→ **EXERCISE PROMPT**
Write the data out again exactly, dropping any images it holds.

→ **AVAILABLE DATA**
+===+
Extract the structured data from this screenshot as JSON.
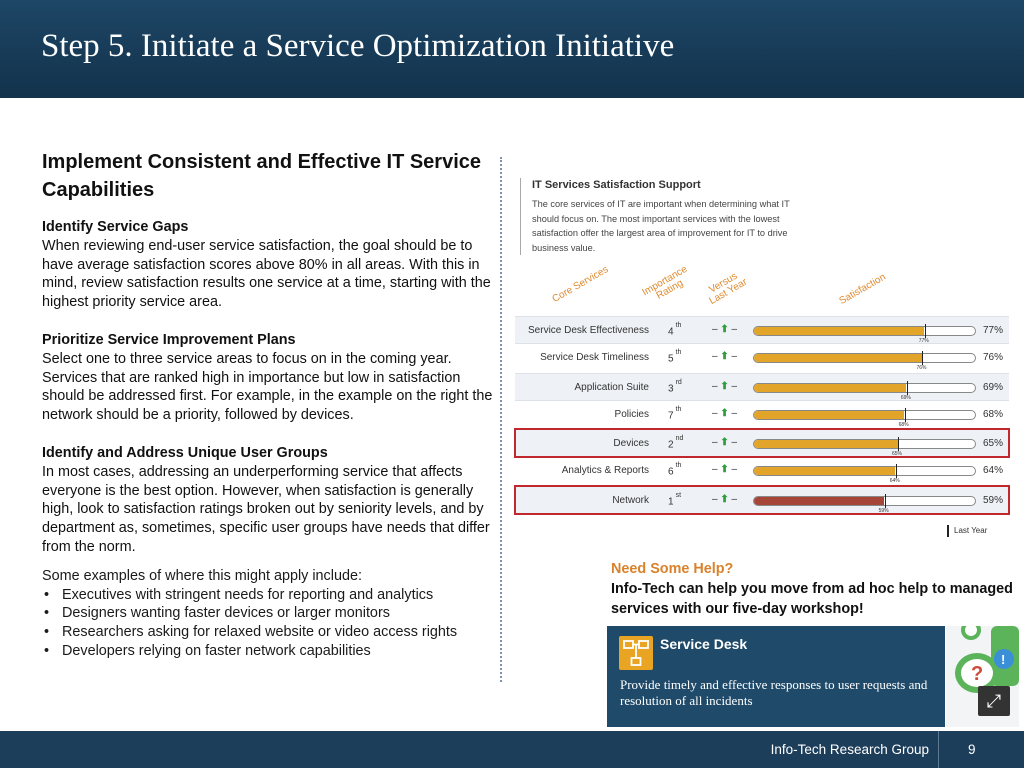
{
  "header": {
    "title": "Step 5. Initiate a Service Optimization Initiative"
  },
  "left": {
    "heading": "Implement Consistent and Effective IT Service Capabilities",
    "sections": [
      {
        "title": "Identify Service Gaps",
        "body": "When reviewing end-user service satisfaction, the goal should be to have average satisfaction scores above 80% in all areas. With this in mind, review satisfaction results one service at a time, starting with the highest priority service area."
      },
      {
        "title": "Prioritize Service Improvement Plans",
        "body": "Select one to three service areas to focus on in the coming year. Services that are ranked high in importance but low in satisfaction should be addressed first. For example, in the example on the right the network should be a priority, followed by devices."
      },
      {
        "title": "Identify and Address Unique User Groups",
        "body": "In most cases, addressing an underperforming service that affects everyone is the best option. However, when satisfaction is generally high, look to satisfaction ratings broken out by seniority levels, and by department as, sometimes, specific user groups have needs that differ from the norm."
      }
    ],
    "examples_intro": "Some examples of where this might apply include:",
    "examples": [
      "Executives with stringent needs for reporting and analytics",
      "Designers wanting faster devices or larger monitors",
      "Researchers asking for relaxed website or video access rights",
      "Developers relying on faster network capabilities"
    ]
  },
  "chart_data": {
    "type": "bar",
    "title": "IT Services Satisfaction Support",
    "subtitle": "The core services of IT are important when determining what IT should focus on. The most important services with the lowest satisfaction offer the largest area of improvement for IT to drive business value.",
    "columns": {
      "service": "Core Services",
      "importance_1": "Importance",
      "importance_2": "Rating",
      "versus_1": "Versus",
      "versus_2": "Last Year",
      "satisfaction": "Satisfaction"
    },
    "categories": [
      "Service Desk Effectiveness",
      "Service Desk Timeliness",
      "Application Suite",
      "Policies",
      "Devices",
      "Analytics & Reports",
      "Network"
    ],
    "importance_rank": [
      "4",
      "5",
      "3",
      "7",
      "2",
      "6",
      "1"
    ],
    "importance_suffix": [
      "th",
      "th",
      "rd",
      "th",
      "nd",
      "th",
      "st"
    ],
    "versus_last_year": [
      "– ⬆ –",
      "– ⬆ –",
      "– ⬆ –",
      "– ⬆ –",
      "– ⬆ –",
      "– ⬆ –",
      "– ⬆ –"
    ],
    "values": [
      77,
      76,
      69,
      68,
      65,
      64,
      59
    ],
    "value_labels": [
      "77%",
      "76%",
      "69%",
      "68%",
      "65%",
      "64%",
      "59%"
    ],
    "last_year": [
      77,
      76,
      69,
      68,
      65,
      64,
      59
    ],
    "last_year_labels": [
      "77%",
      "76%",
      "69%",
      "68%",
      "65%",
      "64%",
      "59%"
    ],
    "highlighted": [
      "Devices",
      "Network"
    ],
    "xlim": [
      0,
      100
    ],
    "colors": {
      "bar": "#e2a52a",
      "bar_low": "#a64639",
      "highlight_border": "#c0282d"
    },
    "legend": "Last Year"
  },
  "help": {
    "title": "Need Some Help?",
    "body": "Info-Tech can help you move from ad hoc help to managed services with our five-day workshop!"
  },
  "card": {
    "title": "Service Desk",
    "text": "Provide timely and effective responses to user requests and resolution of all incidents",
    "icon": "network-icon"
  },
  "footer": {
    "org": "Info-Tech Research Group",
    "page": "9"
  }
}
+===+
→ **THE RESULT**
Extract the structured data from this screenshot as JSON.
{
  "header": {
    "title": "Step 5. Initiate a Service Optimization Initiative"
  },
  "left": {
    "heading": "Implement Consistent and Effective IT Service Capabilities",
    "sections": [
      {
        "title": "Identify Service Gaps",
        "body": "When reviewing end-user service satisfaction, the goal should be to have average satisfaction scores above 80% in all areas. With this in mind, review satisfaction results one service at a time, starting with the highest priority service area."
      },
      {
        "title": "Prioritize Service Improvement Plans",
        "body": "Select one to three service areas to focus on in the coming year. Services that are ranked high in importance but low in satisfaction should be addressed first. For example, in the example on the right the network should be a priority, followed by devices."
      },
      {
        "title": "Identify and Address Unique User Groups",
        "body": "In most cases, addressing an underperforming service that affects everyone is the best option. However, when satisfaction is generally high, look to satisfaction ratings broken out by seniority levels, and by department as, sometimes, specific user groups have needs that differ from the norm."
      }
    ],
    "examples_intro": "Some examples of where this might apply include:",
    "examples": [
      "Executives with stringent needs for reporting and analytics",
      "Designers wanting faster devices or larger monitors",
      "Researchers asking for relaxed website or video access rights",
      "Developers relying on faster network capabilities"
    ]
  },
  "chart_data": {
    "type": "bar",
    "title": "IT Services Satisfaction Support",
    "subtitle": "The core services of IT are important when determining what IT should focus on. The most important services with the lowest satisfaction offer the largest area of improvement for IT to drive business value.",
    "columns": {
      "service": "Core Services",
      "importance_1": "Importance",
      "importance_2": "Rating",
      "versus_1": "Versus",
      "versus_2": "Last Year",
      "satisfaction": "Satisfaction"
    },
    "categories": [
      "Service Desk Effectiveness",
      "Service Desk Timeliness",
      "Application Suite",
      "Policies",
      "Devices",
      "Analytics & Reports",
      "Network"
    ],
    "importance_rank": [
      "4",
      "5",
      "3",
      "7",
      "2",
      "6",
      "1"
    ],
    "importance_suffix": [
      "th",
      "th",
      "rd",
      "th",
      "nd",
      "th",
      "st"
    ],
    "versus_last_year": [
      "– ⬆ –",
      "– ⬆ –",
      "– ⬆ –",
      "– ⬆ –",
      "– ⬆ –",
      "– ⬆ –",
      "– ⬆ –"
    ],
    "values": [
      77,
      76,
      69,
      68,
      65,
      64,
      59
    ],
    "value_labels": [
      "77%",
      "76%",
      "69%",
      "68%",
      "65%",
      "64%",
      "59%"
    ],
    "last_year": [
      77,
      76,
      69,
      68,
      65,
      64,
      59
    ],
    "last_year_labels": [
      "77%",
      "76%",
      "69%",
      "68%",
      "65%",
      "64%",
      "59%"
    ],
    "highlighted": [
      "Devices",
      "Network"
    ],
    "xlim": [
      0,
      100
    ],
    "colors": {
      "bar": "#e2a52a",
      "bar_low": "#a64639",
      "highlight_border": "#c0282d"
    },
    "legend": "Last Year"
  },
  "help": {
    "title": "Need Some Help?",
    "body": "Info-Tech can help you move from ad hoc help to managed services with our five-day workshop!"
  },
  "card": {
    "title": "Service Desk",
    "text": "Provide timely and effective responses to user requests and resolution of all incidents",
    "icon": "network-icon"
  },
  "footer": {
    "org": "Info-Tech Research Group",
    "page": "9"
  }
}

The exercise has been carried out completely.